Recorded data
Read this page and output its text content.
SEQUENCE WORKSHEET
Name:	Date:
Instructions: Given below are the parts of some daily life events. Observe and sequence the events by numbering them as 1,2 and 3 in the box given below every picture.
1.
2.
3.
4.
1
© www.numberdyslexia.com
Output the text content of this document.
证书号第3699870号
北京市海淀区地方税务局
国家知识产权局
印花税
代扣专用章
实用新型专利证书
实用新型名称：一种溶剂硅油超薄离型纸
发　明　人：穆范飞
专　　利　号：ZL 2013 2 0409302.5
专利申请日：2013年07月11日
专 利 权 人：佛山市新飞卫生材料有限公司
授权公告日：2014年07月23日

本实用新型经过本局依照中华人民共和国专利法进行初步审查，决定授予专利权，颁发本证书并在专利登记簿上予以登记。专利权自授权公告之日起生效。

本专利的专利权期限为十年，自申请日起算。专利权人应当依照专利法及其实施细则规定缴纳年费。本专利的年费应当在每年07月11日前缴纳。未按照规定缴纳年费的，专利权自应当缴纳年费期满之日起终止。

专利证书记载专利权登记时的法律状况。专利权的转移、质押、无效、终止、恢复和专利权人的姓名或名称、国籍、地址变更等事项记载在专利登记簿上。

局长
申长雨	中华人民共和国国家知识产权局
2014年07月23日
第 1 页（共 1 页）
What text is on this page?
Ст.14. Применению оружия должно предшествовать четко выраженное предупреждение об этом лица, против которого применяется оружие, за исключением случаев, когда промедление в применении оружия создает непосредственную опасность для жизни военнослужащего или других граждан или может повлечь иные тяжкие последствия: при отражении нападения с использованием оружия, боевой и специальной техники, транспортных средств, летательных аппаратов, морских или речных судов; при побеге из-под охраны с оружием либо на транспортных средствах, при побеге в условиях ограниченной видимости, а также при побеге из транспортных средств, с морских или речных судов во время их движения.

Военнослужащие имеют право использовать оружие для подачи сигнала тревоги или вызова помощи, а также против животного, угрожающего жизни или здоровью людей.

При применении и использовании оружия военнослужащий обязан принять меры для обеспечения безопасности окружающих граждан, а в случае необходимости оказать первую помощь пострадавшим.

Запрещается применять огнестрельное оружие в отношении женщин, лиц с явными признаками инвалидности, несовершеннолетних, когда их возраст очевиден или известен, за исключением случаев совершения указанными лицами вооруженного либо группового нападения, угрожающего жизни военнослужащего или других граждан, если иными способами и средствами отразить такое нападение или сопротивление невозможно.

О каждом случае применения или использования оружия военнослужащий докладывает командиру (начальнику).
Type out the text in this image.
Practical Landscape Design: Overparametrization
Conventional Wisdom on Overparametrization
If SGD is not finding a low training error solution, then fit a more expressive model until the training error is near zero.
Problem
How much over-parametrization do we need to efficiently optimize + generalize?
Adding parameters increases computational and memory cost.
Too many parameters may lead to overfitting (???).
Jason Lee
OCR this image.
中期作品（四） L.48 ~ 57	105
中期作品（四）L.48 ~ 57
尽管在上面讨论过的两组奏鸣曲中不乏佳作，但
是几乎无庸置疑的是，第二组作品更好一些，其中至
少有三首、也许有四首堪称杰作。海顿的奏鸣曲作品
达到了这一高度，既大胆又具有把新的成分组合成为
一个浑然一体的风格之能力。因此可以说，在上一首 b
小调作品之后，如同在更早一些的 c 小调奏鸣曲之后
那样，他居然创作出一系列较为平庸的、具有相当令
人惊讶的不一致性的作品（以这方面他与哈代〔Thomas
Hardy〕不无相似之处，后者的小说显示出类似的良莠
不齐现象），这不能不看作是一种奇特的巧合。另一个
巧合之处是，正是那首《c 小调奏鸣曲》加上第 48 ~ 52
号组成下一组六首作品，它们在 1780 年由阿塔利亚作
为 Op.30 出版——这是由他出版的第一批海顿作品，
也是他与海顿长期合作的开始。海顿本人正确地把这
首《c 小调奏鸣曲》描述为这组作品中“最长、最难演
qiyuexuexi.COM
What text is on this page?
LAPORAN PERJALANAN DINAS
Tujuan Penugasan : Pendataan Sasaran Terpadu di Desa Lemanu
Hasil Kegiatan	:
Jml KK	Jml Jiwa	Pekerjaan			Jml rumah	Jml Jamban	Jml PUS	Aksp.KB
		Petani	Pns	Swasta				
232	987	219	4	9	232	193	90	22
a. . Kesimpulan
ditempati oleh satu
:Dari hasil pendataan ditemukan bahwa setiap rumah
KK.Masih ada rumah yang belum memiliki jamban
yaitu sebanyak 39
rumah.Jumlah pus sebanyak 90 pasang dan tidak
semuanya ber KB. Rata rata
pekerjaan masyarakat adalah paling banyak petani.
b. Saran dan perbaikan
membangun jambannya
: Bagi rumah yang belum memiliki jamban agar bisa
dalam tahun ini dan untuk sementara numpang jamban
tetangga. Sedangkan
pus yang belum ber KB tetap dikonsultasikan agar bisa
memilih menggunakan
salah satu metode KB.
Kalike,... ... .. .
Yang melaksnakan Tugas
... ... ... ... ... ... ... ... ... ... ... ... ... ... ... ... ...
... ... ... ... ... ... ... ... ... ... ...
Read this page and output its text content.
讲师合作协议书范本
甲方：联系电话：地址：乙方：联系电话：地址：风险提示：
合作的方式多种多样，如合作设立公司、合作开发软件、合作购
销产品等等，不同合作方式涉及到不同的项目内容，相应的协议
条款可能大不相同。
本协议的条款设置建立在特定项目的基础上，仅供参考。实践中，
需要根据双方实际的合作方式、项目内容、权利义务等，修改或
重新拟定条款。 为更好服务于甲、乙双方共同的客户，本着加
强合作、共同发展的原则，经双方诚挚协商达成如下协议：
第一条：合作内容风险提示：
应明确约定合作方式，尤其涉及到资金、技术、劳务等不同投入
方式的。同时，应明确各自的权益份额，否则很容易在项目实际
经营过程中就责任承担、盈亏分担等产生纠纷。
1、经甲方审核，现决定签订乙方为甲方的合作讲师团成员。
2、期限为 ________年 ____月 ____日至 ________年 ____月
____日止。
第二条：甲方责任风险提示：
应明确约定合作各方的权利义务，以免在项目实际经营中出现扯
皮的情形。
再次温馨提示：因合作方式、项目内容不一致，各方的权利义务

What to produce: Go through the entries above and copy every line containing "image".

Right answer:
Type out the text in this image.
OCR this image.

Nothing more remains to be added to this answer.